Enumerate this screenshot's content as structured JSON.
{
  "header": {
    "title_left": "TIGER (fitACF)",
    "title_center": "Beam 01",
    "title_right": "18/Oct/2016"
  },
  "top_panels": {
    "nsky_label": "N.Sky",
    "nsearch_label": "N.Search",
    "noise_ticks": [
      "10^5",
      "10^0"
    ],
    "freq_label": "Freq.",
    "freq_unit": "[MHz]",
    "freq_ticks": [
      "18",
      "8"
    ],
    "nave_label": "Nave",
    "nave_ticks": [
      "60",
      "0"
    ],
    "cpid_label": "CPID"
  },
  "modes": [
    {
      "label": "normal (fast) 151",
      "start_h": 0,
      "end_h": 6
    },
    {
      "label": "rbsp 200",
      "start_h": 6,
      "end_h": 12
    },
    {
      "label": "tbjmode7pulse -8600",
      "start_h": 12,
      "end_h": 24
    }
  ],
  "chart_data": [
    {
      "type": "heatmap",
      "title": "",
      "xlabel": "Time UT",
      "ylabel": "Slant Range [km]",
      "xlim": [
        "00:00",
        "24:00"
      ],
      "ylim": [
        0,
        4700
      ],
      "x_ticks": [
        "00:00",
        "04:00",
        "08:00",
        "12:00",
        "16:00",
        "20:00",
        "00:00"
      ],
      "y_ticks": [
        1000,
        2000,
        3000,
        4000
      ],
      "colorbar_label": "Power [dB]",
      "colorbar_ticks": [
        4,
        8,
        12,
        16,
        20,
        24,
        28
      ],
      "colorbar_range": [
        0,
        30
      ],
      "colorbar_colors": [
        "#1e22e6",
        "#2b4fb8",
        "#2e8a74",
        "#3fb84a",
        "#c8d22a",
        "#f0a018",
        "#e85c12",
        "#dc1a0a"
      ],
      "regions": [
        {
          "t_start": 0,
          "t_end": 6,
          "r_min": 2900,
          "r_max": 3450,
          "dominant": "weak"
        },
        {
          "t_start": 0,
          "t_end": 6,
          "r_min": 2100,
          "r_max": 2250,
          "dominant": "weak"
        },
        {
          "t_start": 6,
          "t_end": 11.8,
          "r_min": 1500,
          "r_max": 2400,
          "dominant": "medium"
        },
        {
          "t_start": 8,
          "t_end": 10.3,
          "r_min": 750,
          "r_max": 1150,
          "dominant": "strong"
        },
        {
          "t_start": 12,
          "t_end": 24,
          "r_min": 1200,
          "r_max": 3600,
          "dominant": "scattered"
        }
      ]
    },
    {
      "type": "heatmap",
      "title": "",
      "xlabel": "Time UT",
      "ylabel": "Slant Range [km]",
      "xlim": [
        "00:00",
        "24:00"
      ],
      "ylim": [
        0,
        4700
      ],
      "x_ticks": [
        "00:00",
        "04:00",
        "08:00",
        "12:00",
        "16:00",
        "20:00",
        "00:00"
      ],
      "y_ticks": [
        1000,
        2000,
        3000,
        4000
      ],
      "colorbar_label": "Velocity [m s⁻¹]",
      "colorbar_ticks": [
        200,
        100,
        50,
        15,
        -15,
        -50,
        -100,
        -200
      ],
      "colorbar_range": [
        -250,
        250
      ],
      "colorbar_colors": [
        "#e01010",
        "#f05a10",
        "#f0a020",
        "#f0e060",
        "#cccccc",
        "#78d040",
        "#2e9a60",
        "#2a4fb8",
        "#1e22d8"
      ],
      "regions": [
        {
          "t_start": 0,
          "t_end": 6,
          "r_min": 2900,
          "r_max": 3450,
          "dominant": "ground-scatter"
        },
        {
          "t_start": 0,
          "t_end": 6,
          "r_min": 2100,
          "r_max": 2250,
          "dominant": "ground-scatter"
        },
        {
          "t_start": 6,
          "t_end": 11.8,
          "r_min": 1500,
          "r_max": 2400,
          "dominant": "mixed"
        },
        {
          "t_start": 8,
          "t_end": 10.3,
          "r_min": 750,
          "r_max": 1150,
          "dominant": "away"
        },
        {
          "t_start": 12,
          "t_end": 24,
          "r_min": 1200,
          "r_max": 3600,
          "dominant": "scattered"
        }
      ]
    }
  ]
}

------------------------------------------------

#### Work to complete
Show all lines from the listing above in which "dominant" appears.

#### Complete response
          "dominant": "weak"
          "dominant": "weak"
          "dominant": "medium"
          "dominant": "strong"
          "dominant": "scattered"
          "dominant": "ground-scatter"
          "dominant": "ground-scatter"
          "dominant": "mixed"
          "dominant": "away"
          "dominant": "scattered"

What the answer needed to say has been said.